Do this — Each line below should be reproduced without any alteration.

Supplied data —
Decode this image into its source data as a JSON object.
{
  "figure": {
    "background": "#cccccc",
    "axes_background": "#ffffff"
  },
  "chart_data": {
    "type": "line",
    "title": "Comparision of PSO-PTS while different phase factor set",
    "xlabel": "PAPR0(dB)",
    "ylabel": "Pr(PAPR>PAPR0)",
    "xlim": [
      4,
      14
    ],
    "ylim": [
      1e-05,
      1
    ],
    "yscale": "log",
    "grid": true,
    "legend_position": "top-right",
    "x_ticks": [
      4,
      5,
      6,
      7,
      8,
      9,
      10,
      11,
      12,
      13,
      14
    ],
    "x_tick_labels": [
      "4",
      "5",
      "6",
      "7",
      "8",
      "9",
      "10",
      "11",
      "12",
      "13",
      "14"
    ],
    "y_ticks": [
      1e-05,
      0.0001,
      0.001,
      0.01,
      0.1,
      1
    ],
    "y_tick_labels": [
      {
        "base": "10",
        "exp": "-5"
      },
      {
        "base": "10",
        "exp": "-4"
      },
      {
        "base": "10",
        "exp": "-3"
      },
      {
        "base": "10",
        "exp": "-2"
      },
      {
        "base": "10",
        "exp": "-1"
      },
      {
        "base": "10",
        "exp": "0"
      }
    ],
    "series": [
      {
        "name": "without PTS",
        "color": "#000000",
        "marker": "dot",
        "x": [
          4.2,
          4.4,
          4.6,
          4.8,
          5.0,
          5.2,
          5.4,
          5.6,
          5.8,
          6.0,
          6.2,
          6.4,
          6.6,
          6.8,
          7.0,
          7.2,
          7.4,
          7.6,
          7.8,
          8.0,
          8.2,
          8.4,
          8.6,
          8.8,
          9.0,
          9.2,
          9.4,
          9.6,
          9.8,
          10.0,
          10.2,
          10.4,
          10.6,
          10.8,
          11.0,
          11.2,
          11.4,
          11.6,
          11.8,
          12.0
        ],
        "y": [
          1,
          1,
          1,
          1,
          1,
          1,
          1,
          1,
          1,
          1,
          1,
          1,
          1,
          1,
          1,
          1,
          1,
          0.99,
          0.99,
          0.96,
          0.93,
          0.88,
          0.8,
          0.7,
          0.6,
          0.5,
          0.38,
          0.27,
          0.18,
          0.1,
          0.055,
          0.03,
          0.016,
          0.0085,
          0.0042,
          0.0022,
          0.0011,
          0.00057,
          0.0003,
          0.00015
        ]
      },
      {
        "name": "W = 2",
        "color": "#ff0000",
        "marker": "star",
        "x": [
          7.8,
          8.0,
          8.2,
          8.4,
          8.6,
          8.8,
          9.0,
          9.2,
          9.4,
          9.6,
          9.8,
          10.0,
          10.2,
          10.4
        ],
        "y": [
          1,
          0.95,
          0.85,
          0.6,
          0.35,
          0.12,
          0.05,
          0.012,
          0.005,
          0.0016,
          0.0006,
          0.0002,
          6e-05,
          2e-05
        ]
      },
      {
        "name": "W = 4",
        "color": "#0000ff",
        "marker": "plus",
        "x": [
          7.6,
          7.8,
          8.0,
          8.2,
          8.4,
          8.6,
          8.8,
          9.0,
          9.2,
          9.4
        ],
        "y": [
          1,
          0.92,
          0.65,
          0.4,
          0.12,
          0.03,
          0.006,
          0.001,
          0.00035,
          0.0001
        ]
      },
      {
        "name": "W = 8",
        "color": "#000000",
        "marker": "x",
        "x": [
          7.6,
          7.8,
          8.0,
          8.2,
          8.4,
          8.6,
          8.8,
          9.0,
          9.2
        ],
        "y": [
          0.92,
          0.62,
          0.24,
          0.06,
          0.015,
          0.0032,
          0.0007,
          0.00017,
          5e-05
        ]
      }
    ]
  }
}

The answer —
Decode this image into its source data as a JSON object.
{
  "figure": {
    "background": "#cccccc",
    "axes_background": "#ffffff"
  },
  "chart_data": {
    "type": "line",
    "title": "Comparision of PSO-PTS while different phase factor set",
    "xlabel": "PAPR0(dB)",
    "ylabel": "Pr(PAPR>PAPR0)",
    "xlim": [
      4,
      14
    ],
    "ylim": [
      1e-05,
      1
    ],
    "yscale": "log",
    "grid": true,
    "legend_position": "top-right",
    "x_ticks": [
      4,
      5,
      6,
      7,
      8,
      9,
      10,
      11,
      12,
      13,
      14
    ],
    "x_tick_labels": [
      "4",
      "5",
      "6",
      "7",
      "8",
      "9",
      "10",
      "11",
      "12",
      "13",
      "14"
    ],
    "y_ticks": [
      1e-05,
      0.0001,
      0.001,
      0.01,
      0.1,
      1
    ],
    "y_tick_labels": [
      {
        "base": "10",
        "exp": "-5"
      },
      {
        "base": "10",
        "exp": "-4"
      },
      {
        "base": "10",
        "exp": "-3"
      },
      {
        "base": "10",
        "exp": "-2"
      },
      {
        "base": "10",
        "exp": "-1"
      },
      {
        "base": "10",
        "exp": "0"
      }
    ],
    "series": [
      {
        "name": "without PTS",
        "color": "#000000",
        "marker": "dot",
        "x": [
          4.2,
          4.4,
          4.6,
          4.8,
          5.0,
          5.2,
          5.4,
          5.6,
          5.8,
          6.0,
          6.2,
          6.4,
          6.6,
          6.8,
          7.0,
          7.2,
          7.4,
          7.6,
          7.8,
          8.0,
          8.2,
          8.4,
          8.6,
          8.8,
          9.0,
          9.2,
          9.4,
          9.6,
          9.8,
          10.0,
          10.2,
          10.4,
          10.6,
          10.8,
          11.0,
          11.2,
          11.4,
          11.6,
          11.8,
          12.0
        ],
        "y": [
          1,
          1,
          1,
          1,
          1,
          1,
          1,
          1,
          1,
          1,
          1,
          1,
          1,
          1,
          1,
          1,
          1,
          0.99,
          0.99,
          0.96,
          0.93,
          0.88,
          0.8,
          0.7,
          0.6,
          0.5,
          0.38,
          0.27,
          0.18,
          0.1,
          0.055,
          0.03,
          0.016,
          0.0085,
          0.0042,
          0.0022,
          0.0011,
          0.00057,
          0.0003,
          0.00015
        ]
      },
      {
        "name": "W = 2",
        "color": "#ff0000",
        "marker": "star",
        "x": [
          7.8,
          8.0,
          8.2,
          8.4,
          8.6,
          8.8,
          9.0,
          9.2,
          9.4,
          9.6,
          9.8,
          10.0,
          10.2,
          10.4
        ],
        "y": [
          1,
          0.95,
          0.85,
          0.6,
          0.35,
          0.12,
          0.05,
          0.012,
          0.005,
          0.0016,
          0.0006,
          0.0002,
          6e-05,
          2e-05
        ]
      },
      {
        "name": "W = 4",
        "color": "#0000ff",
        "marker": "plus",
        "x": [
          7.6,
          7.8,
          8.0,
          8.2,
          8.4,
          8.6,
          8.8,
          9.0,
          9.2,
          9.4
        ],
        "y": [
          1,
          0.92,
          0.65,
          0.4,
          0.12,
          0.03,
          0.006,
          0.001,
          0.00035,
          0.0001
        ]
      },
      {
        "name": "W = 8",
        "color": "#000000",
        "marker": "x",
        "x": [
          7.6,
          7.8,
          8.0,
          8.2,
          8.4,
          8.6,
          8.8,
          9.0,
          9.2
        ],
        "y": [
          0.92,
          0.62,
          0.24,
          0.06,
          0.015,
          0.0032,
          0.0007,
          0.00017,
          5e-05
        ]
      }
    ]
  }
}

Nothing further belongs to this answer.